§ THE TASK
Exact repetition of every entry is required.

————

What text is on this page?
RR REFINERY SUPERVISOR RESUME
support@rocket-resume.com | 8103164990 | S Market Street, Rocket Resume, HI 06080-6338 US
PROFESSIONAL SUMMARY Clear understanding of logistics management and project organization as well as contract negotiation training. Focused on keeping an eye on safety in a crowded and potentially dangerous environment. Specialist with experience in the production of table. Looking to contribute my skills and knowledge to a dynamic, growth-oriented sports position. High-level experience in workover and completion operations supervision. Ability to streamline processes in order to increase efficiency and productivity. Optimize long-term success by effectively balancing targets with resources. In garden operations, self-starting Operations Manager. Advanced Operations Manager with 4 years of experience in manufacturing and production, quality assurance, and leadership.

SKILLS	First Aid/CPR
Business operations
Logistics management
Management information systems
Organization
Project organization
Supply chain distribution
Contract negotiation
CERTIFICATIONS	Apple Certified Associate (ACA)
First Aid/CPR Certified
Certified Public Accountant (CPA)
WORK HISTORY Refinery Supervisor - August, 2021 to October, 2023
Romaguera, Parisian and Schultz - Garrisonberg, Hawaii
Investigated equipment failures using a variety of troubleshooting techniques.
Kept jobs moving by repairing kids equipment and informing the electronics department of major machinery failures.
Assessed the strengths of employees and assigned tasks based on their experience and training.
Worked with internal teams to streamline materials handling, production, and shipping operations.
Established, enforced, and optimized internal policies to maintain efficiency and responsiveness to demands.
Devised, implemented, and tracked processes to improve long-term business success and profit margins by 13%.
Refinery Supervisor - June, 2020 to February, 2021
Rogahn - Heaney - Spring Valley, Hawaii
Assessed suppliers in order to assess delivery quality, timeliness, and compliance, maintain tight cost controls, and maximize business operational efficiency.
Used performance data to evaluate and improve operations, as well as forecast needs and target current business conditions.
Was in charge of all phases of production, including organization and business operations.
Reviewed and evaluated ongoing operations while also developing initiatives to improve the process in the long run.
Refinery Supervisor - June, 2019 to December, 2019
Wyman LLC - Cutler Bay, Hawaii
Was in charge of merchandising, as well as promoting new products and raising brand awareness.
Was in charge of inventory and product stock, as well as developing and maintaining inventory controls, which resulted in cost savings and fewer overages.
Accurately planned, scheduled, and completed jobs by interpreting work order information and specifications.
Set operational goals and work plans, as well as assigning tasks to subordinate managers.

————

§ EXPECTED ANSWER
What text is on this page?
RR REFINERY SUPERVISOR RESUME
support@rocket-resume.com | 8103164990 | S Market Street, Rocket Resume, HI 06080-6338 US
PROFESSIONAL SUMMARY Clear understanding of logistics management and project organization as well as contract negotiation training. Focused on keeping an eye on safety in a crowded and potentially dangerous environment. Specialist with experience in the production of table. Looking to contribute my skills and knowledge to a dynamic, growth-oriented sports position. High-level experience in workover and completion operations supervision. Ability to streamline processes in order to increase efficiency and productivity. Optimize long-term success by effectively balancing targets with resources. In garden operations, self-starting Operations Manager. Advanced Operations Manager with 4 years of experience in manufacturing and production, quality assurance, and leadership.

SKILLS	First Aid/CPR
Business operations
Logistics management
Management information systems
Organization
Project organization
Supply chain distribution
Contract negotiation
CERTIFICATIONS	Apple Certified Associate (ACA)
First Aid/CPR Certified
Certified Public Accountant (CPA)
WORK HISTORY Refinery Supervisor - August, 2021 to October, 2023
Romaguera, Parisian and Schultz - Garrisonberg, Hawaii
Investigated equipment failures using a variety of troubleshooting techniques.
Kept jobs moving by repairing kids equipment and informing the electronics department of major machinery failures.
Assessed the strengths of employees and assigned tasks based on their experience and training.
Worked with internal teams to streamline materials handling, production, and shipping operations.
Established, enforced, and optimized internal policies to maintain efficiency and responsiveness to demands.
Devised, implemented, and tracked processes to improve long-term business success and profit margins by 13%.
Refinery Supervisor - June, 2020 to February, 2021
Rogahn - Heaney - Spring Valley, Hawaii
Assessed suppliers in order to assess delivery quality, timeliness, and compliance, maintain tight cost controls, and maximize business operational efficiency.
Used performance data to evaluate and improve operations, as well as forecast needs and target current business conditions.
Was in charge of all phases of production, including organization and business operations.
Reviewed and evaluated ongoing operations while also developing initiatives to improve the process in the long run.
Refinery Supervisor - June, 2019 to December, 2019
Wyman LLC - Cutler Bay, Hawaii
Was in charge of merchandising, as well as promoting new products and raising brand awareness.
Was in charge of inventory and product stock, as well as developing and maintaining inventory controls, which resulted in cost savings and fewer overages.
Accurately planned, scheduled, and completed jobs by interpreting work order information and specifications.
Set operational goals and work plans, as well as assigning tasks to subordinate managers.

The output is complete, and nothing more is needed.